▸ Aim of the exercise
Copy every line of the material below word for word.

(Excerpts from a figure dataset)
━━━━━━━━━━━━━━━━━━━━
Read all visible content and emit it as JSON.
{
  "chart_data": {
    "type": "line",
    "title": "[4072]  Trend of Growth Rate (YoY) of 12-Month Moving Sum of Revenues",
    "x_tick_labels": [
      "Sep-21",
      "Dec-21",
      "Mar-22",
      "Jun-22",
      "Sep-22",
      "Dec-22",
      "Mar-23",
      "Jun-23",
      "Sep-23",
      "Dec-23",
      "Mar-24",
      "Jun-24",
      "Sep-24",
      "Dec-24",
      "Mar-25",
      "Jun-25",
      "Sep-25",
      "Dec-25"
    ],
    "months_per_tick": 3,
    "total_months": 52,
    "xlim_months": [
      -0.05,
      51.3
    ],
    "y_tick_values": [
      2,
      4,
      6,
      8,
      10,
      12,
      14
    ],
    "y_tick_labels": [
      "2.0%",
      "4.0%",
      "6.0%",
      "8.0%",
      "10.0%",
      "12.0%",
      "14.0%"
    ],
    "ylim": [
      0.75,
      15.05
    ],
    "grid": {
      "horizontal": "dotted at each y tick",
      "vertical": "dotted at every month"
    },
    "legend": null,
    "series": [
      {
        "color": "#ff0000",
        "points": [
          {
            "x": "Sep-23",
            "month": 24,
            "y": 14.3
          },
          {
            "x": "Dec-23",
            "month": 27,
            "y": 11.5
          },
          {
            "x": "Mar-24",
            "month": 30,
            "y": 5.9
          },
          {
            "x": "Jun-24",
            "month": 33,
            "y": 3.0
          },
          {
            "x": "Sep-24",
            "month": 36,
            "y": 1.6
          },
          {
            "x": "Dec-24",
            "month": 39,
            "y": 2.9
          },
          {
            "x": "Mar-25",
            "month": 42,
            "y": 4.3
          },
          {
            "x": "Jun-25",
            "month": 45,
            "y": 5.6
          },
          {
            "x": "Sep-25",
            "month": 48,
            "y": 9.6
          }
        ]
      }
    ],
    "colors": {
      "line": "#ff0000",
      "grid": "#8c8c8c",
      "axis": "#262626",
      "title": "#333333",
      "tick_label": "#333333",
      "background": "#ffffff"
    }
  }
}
━━━━━━━━━━━━━━━━━━━━
▸ Result
Read all visible content and emit it as JSON.
{
  "chart_data": {
    "type": "line",
    "title": "[4072]  Trend of Growth Rate (YoY) of 12-Month Moving Sum of Revenues",
    "x_tick_labels": [
      "Sep-21",
      "Dec-21",
      "Mar-22",
      "Jun-22",
      "Sep-22",
      "Dec-22",
      "Mar-23",
      "Jun-23",
      "Sep-23",
      "Dec-23",
      "Mar-24",
      "Jun-24",
      "Sep-24",
      "Dec-24",
      "Mar-25",
      "Jun-25",
      "Sep-25",
      "Dec-25"
    ],
    "months_per_tick": 3,
    "total_months": 52,
    "xlim_months": [
      -0.05,
      51.3
    ],
    "y_tick_values": [
      2,
      4,
      6,
      8,
      10,
      12,
      14
    ],
    "y_tick_labels": [
      "2.0%",
      "4.0%",
      "6.0%",
      "8.0%",
      "10.0%",
      "12.0%",
      "14.0%"
    ],
    "ylim": [
      0.75,
      15.05
    ],
    "grid": {
      "horizontal": "dotted at each y tick",
      "vertical": "dotted at every month"
    },
    "legend": null,
    "series": [
      {
        "color": "#ff0000",
        "points": [
          {
            "x": "Sep-23",
            "month": 24,
            "y": 14.3
          },
          {
            "x": "Dec-23",
            "month": 27,
            "y": 11.5
          },
          {
            "x": "Mar-24",
            "month": 30,
            "y": 5.9
          },
          {
            "x": "Jun-24",
            "month": 33,
            "y": 3.0
          },
          {
            "x": "Sep-24",
            "month": 36,
            "y": 1.6
          },
          {
            "x": "Dec-24",
            "month": 39,
            "y": 2.9
          },
          {
            "x": "Mar-25",
            "month": 42,
            "y": 4.3
          },
          {
            "x": "Jun-25",
            "month": 45,
            "y": 5.6
          },
          {
            "x": "Sep-25",
            "month": 48,
            "y": 9.6
          }
        ]
      }
    ],
    "colors": {
      "line": "#ff0000",
      "grid": "#8c8c8c",
      "axis": "#262626",
      "title": "#333333",
      "tick_label": "#333333",
      "background": "#ffffff"
    }
  }
}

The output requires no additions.